#### [Records about charts and figures]
>>

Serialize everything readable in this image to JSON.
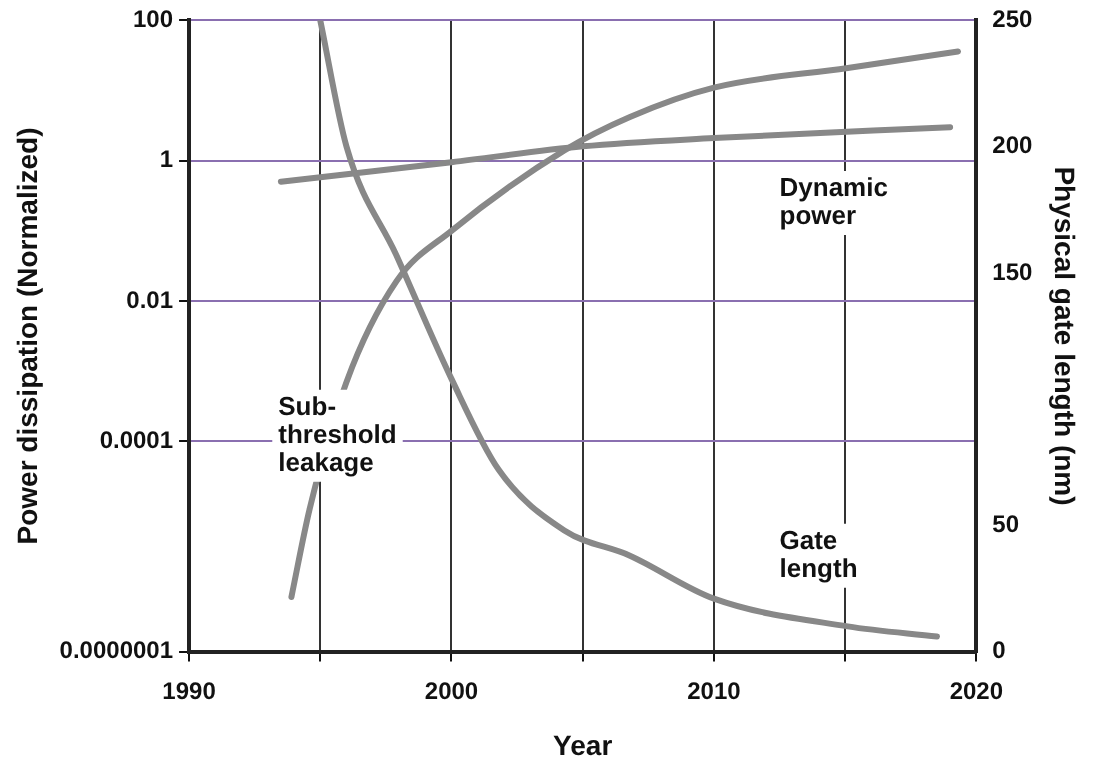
{
  "chart_data": {
    "type": "line",
    "xlabel": "Year",
    "ylabel": "Power dissipation (Normalized)",
    "y2label": "Physical gate length (nm)",
    "xlim": [
      1990,
      2020
    ],
    "xticks": [
      1990,
      {
        "value": 1995,
        "label": null
      },
      2000,
      {
        "value": 2005,
        "label": null
      },
      2010,
      {
        "value": 2015,
        "label": null
      },
      2020
    ],
    "ylim": [
      1e-07,
      100
    ],
    "yticks": [
      {
        "value": 1e-07,
        "label": "0.0000001"
      },
      0.0001,
      0.01,
      1,
      100
    ],
    "y2lim": [
      0,
      250
    ],
    "y2ticks": [
      0,
      50,
      150,
      200,
      250
    ],
    "log": "y",
    "grid": true,
    "legend": false,
    "marker": "none",
    "line_style": "solid",
    "series": [
      {
        "name": "Dynamic power",
        "color": "#888888",
        "axis": "y",
        "x": [
          1993.5,
          2000,
          2005,
          2010,
          2019
        ],
        "values": [
          0.5,
          0.95,
          1.6,
          2.1,
          3
        ]
      },
      {
        "name": "Sub-threshold leakage",
        "color": "#888888",
        "axis": "y",
        "x": [
          1993.9,
          1994.6,
          1996,
          1997.9,
          2000,
          2004.3,
          2006.8,
          2010,
          2015.1,
          2019.3
        ],
        "values": [
          6e-07,
          1.1e-05,
          0.0007,
          0.019,
          0.1,
          1.4,
          4.2,
          11,
          21,
          36
        ]
      },
      {
        "name": "Gate length",
        "color": "#888888",
        "axis": "y2",
        "x": [
          1995,
          1996,
          1997.9,
          2000,
          2001.8,
          2004.3,
          2006.8,
          2010,
          2015.1,
          2018.5
        ],
        "values": [
          250,
          200,
          157,
          108,
          72,
          48,
          38,
          21,
          10,
          6
        ]
      }
    ]
  }
}
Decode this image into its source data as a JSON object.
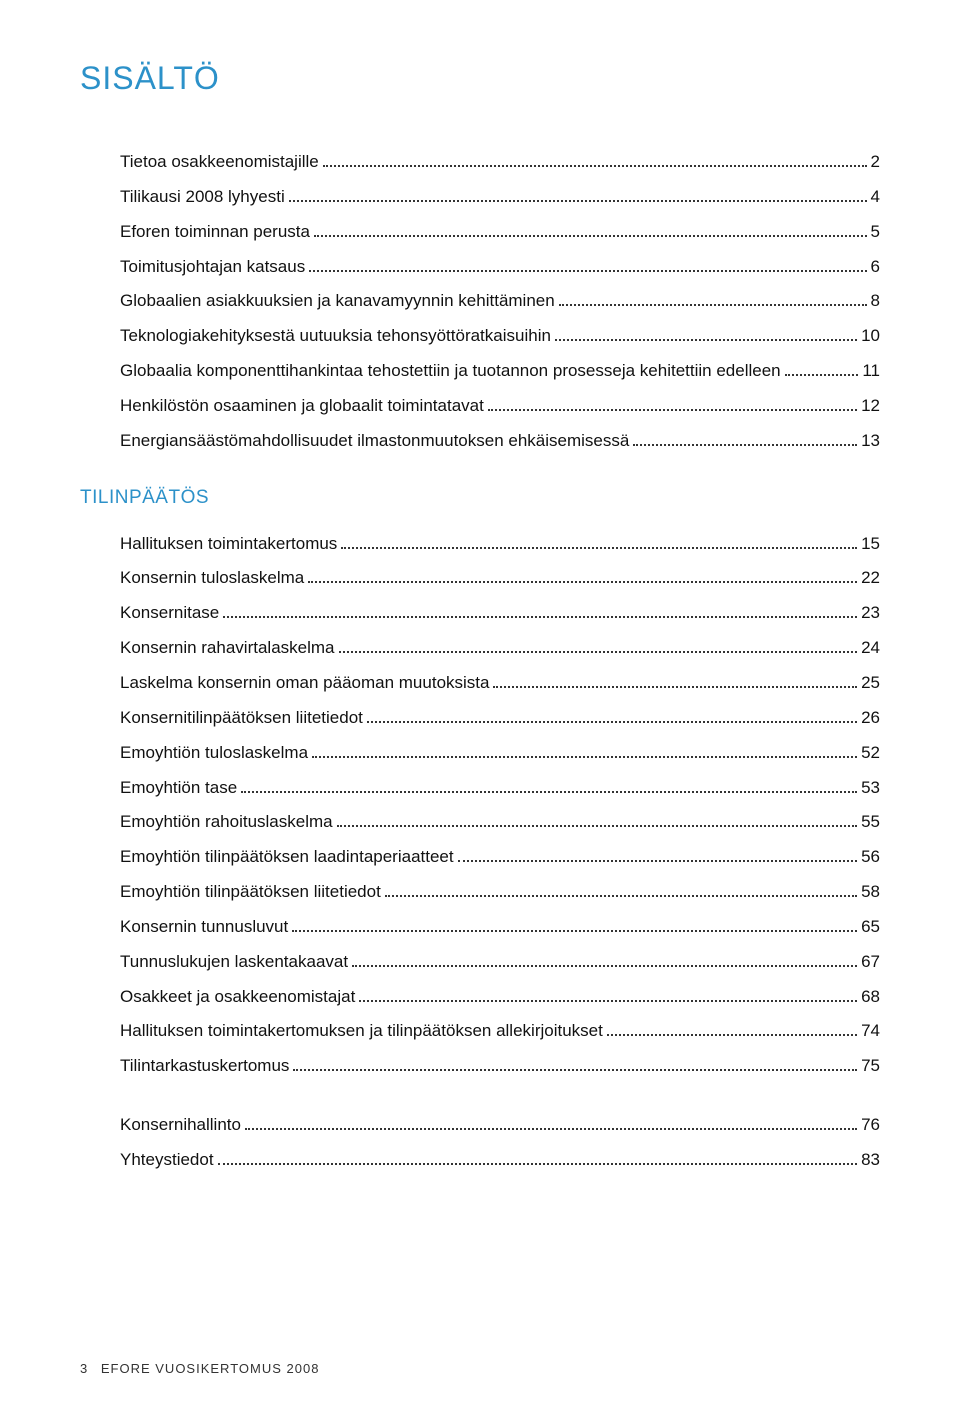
{
  "colors": {
    "title": "#2c91c9",
    "section": "#2c91c9",
    "text": "#111111",
    "footer": "#333333",
    "background": "#ffffff"
  },
  "typography": {
    "title_fontsize": 32,
    "section_fontsize": 19,
    "row_fontsize": 17,
    "footer_fontsize": 13,
    "font_family": "Arial, Helvetica, sans-serif"
  },
  "title": "SISÄLTÖ",
  "group1": {
    "entries": [
      {
        "label": "Tietoa osakkeenomistajille",
        "page": "2"
      },
      {
        "label": "Tilikausi 2008 lyhyesti",
        "page": "4"
      },
      {
        "label": "Eforen toiminnan perusta",
        "page": "5"
      },
      {
        "label": "Toimitusjohtajan katsaus",
        "page": "6"
      },
      {
        "label": "Globaalien asiakkuuksien ja kanavamyynnin kehittäminen",
        "page": "8"
      },
      {
        "label": "Teknologiakehityksestä uutuuksia tehonsyöttöratkaisuihin",
        "page": "10"
      },
      {
        "label": "Globaalia komponenttihankintaa tehostettiin ja tuotannon prosesseja kehitettiin edelleen",
        "page": "11"
      },
      {
        "label": "Henkilöstön osaaminen ja globaalit toimintatavat",
        "page": "12"
      },
      {
        "label": "Energiansäästömahdollisuudet ilmastonmuutoksen ehkäisemisessä",
        "page": "13"
      }
    ]
  },
  "section2_title": "TILINPÄÄTÖS",
  "group2": {
    "entries": [
      {
        "label": "Hallituksen toimintakertomus",
        "page": "15"
      },
      {
        "label": "Konsernin tuloslaskelma",
        "page": "22"
      },
      {
        "label": "Konsernitase",
        "page": "23"
      },
      {
        "label": "Konsernin rahavirtalaskelma",
        "page": "24"
      },
      {
        "label": "Laskelma konsernin oman pääoman muutoksista",
        "page": "25"
      },
      {
        "label": "Konsernitilinpäätöksen liitetiedot",
        "page": "26"
      },
      {
        "label": "Emoyhtiön tuloslaskelma",
        "page": "52"
      },
      {
        "label": "Emoyhtiön tase",
        "page": "53"
      },
      {
        "label": "Emoyhtiön rahoituslaskelma",
        "page": "55"
      },
      {
        "label": "Emoyhtiön tilinpäätöksen laadintaperiaatteet",
        "page": "56"
      },
      {
        "label": "Emoyhtiön tilinpäätöksen liitetiedot",
        "page": "58"
      },
      {
        "label": "Konsernin tunnusluvut",
        "page": "65"
      },
      {
        "label": "Tunnuslukujen laskentakaavat",
        "page": "67"
      },
      {
        "label": "Osakkeet ja osakkeenomistajat",
        "page": "68"
      },
      {
        "label": "Hallituksen toimintakertomuksen ja tilinpäätöksen allekirjoitukset",
        "page": "74"
      },
      {
        "label": "Tilintarkastuskertomus",
        "page": "75"
      }
    ]
  },
  "group3": {
    "entries": [
      {
        "label": "Konsernihallinto",
        "page": "76"
      },
      {
        "label": "Yhteystiedot",
        "page": "83"
      }
    ]
  },
  "footer": {
    "page_number": "3",
    "text": "EFORE VUOSIKERTOMUS 2008"
  }
}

<<

#### [Task prompt]
Show each line of the data that contains the string "Emoyhtiön".

#### [Result for this exercise]
        "label": "Emoyhtiön tuloslaskelma",
        "label": "Emoyhtiön tase",
        "label": "Emoyhtiön rahoituslaskelma",
        "label": "Emoyhtiön tilinpäätöksen laadintaperiaatteet",
        "label": "Emoyhtiön tilinpäätöksen liitetiedot",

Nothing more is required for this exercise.